*** DATA FOR THE TASK

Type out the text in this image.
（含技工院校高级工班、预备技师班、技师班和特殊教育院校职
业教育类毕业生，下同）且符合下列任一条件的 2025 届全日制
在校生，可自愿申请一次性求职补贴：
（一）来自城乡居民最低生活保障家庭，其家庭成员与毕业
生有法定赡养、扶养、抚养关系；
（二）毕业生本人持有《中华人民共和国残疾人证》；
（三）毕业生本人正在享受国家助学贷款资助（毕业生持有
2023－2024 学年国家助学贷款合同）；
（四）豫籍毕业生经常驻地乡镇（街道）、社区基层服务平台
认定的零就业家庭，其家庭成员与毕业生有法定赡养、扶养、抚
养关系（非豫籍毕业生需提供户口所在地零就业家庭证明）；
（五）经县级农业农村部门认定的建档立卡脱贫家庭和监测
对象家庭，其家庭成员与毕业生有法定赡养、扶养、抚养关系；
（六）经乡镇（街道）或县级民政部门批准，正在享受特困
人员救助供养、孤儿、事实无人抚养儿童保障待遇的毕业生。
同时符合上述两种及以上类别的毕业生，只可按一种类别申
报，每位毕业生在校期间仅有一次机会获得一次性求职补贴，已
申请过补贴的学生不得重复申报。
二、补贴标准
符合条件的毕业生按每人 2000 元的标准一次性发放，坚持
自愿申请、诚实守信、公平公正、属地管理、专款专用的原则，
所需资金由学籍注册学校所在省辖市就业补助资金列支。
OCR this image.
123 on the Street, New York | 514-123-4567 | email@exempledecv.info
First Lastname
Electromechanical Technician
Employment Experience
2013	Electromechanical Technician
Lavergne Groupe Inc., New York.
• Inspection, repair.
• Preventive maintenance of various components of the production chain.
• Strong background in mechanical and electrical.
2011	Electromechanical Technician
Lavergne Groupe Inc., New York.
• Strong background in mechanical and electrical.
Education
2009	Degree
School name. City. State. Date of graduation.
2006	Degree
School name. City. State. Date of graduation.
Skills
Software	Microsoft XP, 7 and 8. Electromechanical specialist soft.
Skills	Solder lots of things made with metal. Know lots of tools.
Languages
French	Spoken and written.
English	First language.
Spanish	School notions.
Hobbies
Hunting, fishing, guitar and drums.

******

**WRITTEN EXERCISE**:
Return what is listed above, exactly and completely.

**ANSWER IN FULL**:
Type out the text in this image.
（含技工院校高级工班、预备技师班、技师班和特殊教育院校职
业教育类毕业生，下同）且符合下列任一条件的 2025 届全日制
在校生，可自愿申请一次性求职补贴：
（一）来自城乡居民最低生活保障家庭，其家庭成员与毕业
生有法定赡养、扶养、抚养关系；
（二）毕业生本人持有《中华人民共和国残疾人证》；
（三）毕业生本人正在享受国家助学贷款资助（毕业生持有
2023－2024 学年国家助学贷款合同）；
（四）豫籍毕业生经常驻地乡镇（街道）、社区基层服务平台
认定的零就业家庭，其家庭成员与毕业生有法定赡养、扶养、抚
养关系（非豫籍毕业生需提供户口所在地零就业家庭证明）；
（五）经县级农业农村部门认定的建档立卡脱贫家庭和监测
对象家庭，其家庭成员与毕业生有法定赡养、扶养、抚养关系；
（六）经乡镇（街道）或县级民政部门批准，正在享受特困
人员救助供养、孤儿、事实无人抚养儿童保障待遇的毕业生。
同时符合上述两种及以上类别的毕业生，只可按一种类别申
报，每位毕业生在校期间仅有一次机会获得一次性求职补贴，已
申请过补贴的学生不得重复申报。
二、补贴标准
符合条件的毕业生按每人 2000 元的标准一次性发放，坚持
自愿申请、诚实守信、公平公正、属地管理、专款专用的原则，
所需资金由学籍注册学校所在省辖市就业补助资金列支。
OCR this image.
123 on the Street, New York | 514-123-4567 | email@exempledecv.info
First Lastname
Electromechanical Technician
Employment Experience
2013	Electromechanical Technician
Lavergne Groupe Inc., New York.
• Inspection, repair.
• Preventive maintenance of various components of the production chain.
• Strong background in mechanical and electrical.
2011	Electromechanical Technician
Lavergne Groupe Inc., New York.
• Strong background in mechanical and electrical.
Education
2009	Degree
School name. City. State. Date of graduation.
2006	Degree
School name. City. State. Date of graduation.
Skills
Software	Microsoft XP, 7 and 8. Electromechanical specialist soft.
Skills	Solder lots of things made with metal. Know lots of tools.
Languages
French	Spoken and written.
English	First language.
Spanish	School notions.
Hobbies
Hunting, fishing, guitar and drums.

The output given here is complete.